GIVEN TASK:
Print all of the lines exactly. Any picture among them stays out.

MATERIAL PROVIDED:
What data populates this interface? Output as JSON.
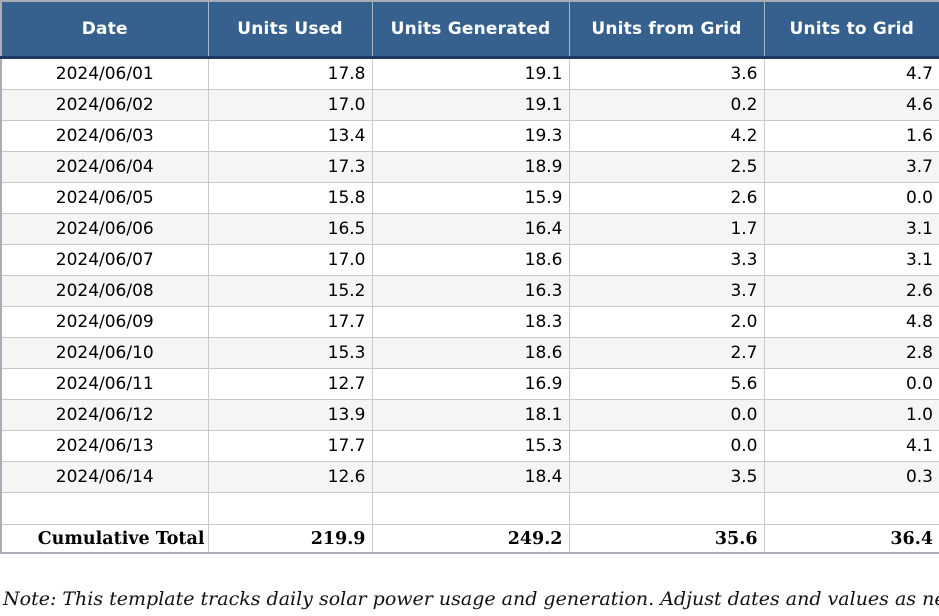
{
  "table": {
    "columns": [
      "Date",
      "Units Used",
      "Units Generated",
      "Units from Grid",
      "Units to Grid"
    ],
    "rows": [
      [
        "2024/06/01",
        "17.8",
        "19.1",
        "3.6",
        "4.7"
      ],
      [
        "2024/06/02",
        "17.0",
        "19.1",
        "0.2",
        "4.6"
      ],
      [
        "2024/06/03",
        "13.4",
        "19.3",
        "4.2",
        "1.6"
      ],
      [
        "2024/06/04",
        "17.3",
        "18.9",
        "2.5",
        "3.7"
      ],
      [
        "2024/06/05",
        "15.8",
        "15.9",
        "2.6",
        "0.0"
      ],
      [
        "2024/06/06",
        "16.5",
        "16.4",
        "1.7",
        "3.1"
      ],
      [
        "2024/06/07",
        "17.0",
        "18.6",
        "3.3",
        "3.1"
      ],
      [
        "2024/06/08",
        "15.2",
        "16.3",
        "3.7",
        "2.6"
      ],
      [
        "2024/06/09",
        "17.7",
        "18.3",
        "2.0",
        "4.8"
      ],
      [
        "2024/06/10",
        "15.3",
        "18.6",
        "2.7",
        "2.8"
      ],
      [
        "2024/06/11",
        "12.7",
        "16.9",
        "5.6",
        "0.0"
      ],
      [
        "2024/06/12",
        "13.9",
        "18.1",
        "0.0",
        "1.0"
      ],
      [
        "2024/06/13",
        "17.7",
        "15.3",
        "0.0",
        "4.1"
      ],
      [
        "2024/06/14",
        "12.6",
        "18.4",
        "3.5",
        "0.3"
      ]
    ],
    "total_label": "Cumulative Total",
    "totals": [
      "219.9",
      "249.2",
      "35.6",
      "36.4"
    ]
  },
  "note": "Note: This template tracks daily solar power usage and generation. Adjust dates and values as needed to fit actu",
  "colors": {
    "header_bg": "#36618e",
    "header_divider": "#1f3864",
    "grid_line": "#c9c9c9",
    "alt_row_bg": "#f5f5f6"
  }
}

EXERCISE ANSWER:
What data populates this interface? Output as JSON.
{
  "table": {
    "columns": [
      "Date",
      "Units Used",
      "Units Generated",
      "Units from Grid",
      "Units to Grid"
    ],
    "rows": [
      [
        "2024/06/01",
        "17.8",
        "19.1",
        "3.6",
        "4.7"
      ],
      [
        "2024/06/02",
        "17.0",
        "19.1",
        "0.2",
        "4.6"
      ],
      [
        "2024/06/03",
        "13.4",
        "19.3",
        "4.2",
        "1.6"
      ],
      [
        "2024/06/04",
        "17.3",
        "18.9",
        "2.5",
        "3.7"
      ],
      [
        "2024/06/05",
        "15.8",
        "15.9",
        "2.6",
        "0.0"
      ],
      [
        "2024/06/06",
        "16.5",
        "16.4",
        "1.7",
        "3.1"
      ],
      [
        "2024/06/07",
        "17.0",
        "18.6",
        "3.3",
        "3.1"
      ],
      [
        "2024/06/08",
        "15.2",
        "16.3",
        "3.7",
        "2.6"
      ],
      [
        "2024/06/09",
        "17.7",
        "18.3",
        "2.0",
        "4.8"
      ],
      [
        "2024/06/10",
        "15.3",
        "18.6",
        "2.7",
        "2.8"
      ],
      [
        "2024/06/11",
        "12.7",
        "16.9",
        "5.6",
        "0.0"
      ],
      [
        "2024/06/12",
        "13.9",
        "18.1",
        "0.0",
        "1.0"
      ],
      [
        "2024/06/13",
        "17.7",
        "15.3",
        "0.0",
        "4.1"
      ],
      [
        "2024/06/14",
        "12.6",
        "18.4",
        "3.5",
        "0.3"
      ]
    ],
    "total_label": "Cumulative Total",
    "totals": [
      "219.9",
      "249.2",
      "35.6",
      "36.4"
    ]
  },
  "note": "Note: This template tracks daily solar power usage and generation. Adjust dates and values as needed to fit actu",
  "colors": {
    "header_bg": "#36618e",
    "header_divider": "#1f3864",
    "grid_line": "#c9c9c9",
    "alt_row_bg": "#f5f5f6"
  }
}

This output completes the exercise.